Records for the task
▽
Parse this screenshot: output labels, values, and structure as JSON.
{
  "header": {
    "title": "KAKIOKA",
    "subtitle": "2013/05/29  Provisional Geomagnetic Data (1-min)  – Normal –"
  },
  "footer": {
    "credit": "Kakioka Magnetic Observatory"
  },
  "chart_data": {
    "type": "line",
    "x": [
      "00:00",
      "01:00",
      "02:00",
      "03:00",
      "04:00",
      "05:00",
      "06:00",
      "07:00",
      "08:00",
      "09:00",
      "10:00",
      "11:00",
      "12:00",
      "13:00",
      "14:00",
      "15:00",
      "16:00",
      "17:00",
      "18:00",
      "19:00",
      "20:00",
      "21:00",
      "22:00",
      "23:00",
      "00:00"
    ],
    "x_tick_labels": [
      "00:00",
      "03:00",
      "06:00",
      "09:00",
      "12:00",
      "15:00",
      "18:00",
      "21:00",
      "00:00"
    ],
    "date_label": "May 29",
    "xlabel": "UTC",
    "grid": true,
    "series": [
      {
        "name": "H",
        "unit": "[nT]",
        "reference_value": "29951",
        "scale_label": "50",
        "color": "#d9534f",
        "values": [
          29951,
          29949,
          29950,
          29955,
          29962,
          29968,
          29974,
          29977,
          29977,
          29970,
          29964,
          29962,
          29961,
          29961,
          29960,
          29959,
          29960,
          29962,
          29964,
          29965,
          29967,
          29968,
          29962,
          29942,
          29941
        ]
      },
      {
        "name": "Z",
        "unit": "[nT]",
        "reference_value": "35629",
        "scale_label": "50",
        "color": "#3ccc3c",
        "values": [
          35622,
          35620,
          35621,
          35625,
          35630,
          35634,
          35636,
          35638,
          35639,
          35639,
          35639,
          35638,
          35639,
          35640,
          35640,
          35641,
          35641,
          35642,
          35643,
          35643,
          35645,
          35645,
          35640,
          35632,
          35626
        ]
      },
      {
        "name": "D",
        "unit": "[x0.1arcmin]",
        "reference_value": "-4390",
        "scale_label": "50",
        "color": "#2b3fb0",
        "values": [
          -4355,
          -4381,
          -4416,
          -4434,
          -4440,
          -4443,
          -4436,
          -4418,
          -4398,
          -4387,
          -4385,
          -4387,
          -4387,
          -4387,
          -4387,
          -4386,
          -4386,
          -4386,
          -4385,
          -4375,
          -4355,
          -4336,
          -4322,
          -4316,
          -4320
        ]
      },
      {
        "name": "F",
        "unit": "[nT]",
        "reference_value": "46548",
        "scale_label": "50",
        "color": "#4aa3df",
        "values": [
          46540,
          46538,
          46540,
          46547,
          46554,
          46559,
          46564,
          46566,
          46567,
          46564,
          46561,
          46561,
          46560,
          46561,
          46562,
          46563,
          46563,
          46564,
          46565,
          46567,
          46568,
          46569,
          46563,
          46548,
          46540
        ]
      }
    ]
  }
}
△
Problem details
Go through the entries above and copy every line containing "color".

Reply
        "color": "#d9534f",
        "color": "#3ccc3c",
        "color": "#2b3fb0",
        "color": "#4aa3df",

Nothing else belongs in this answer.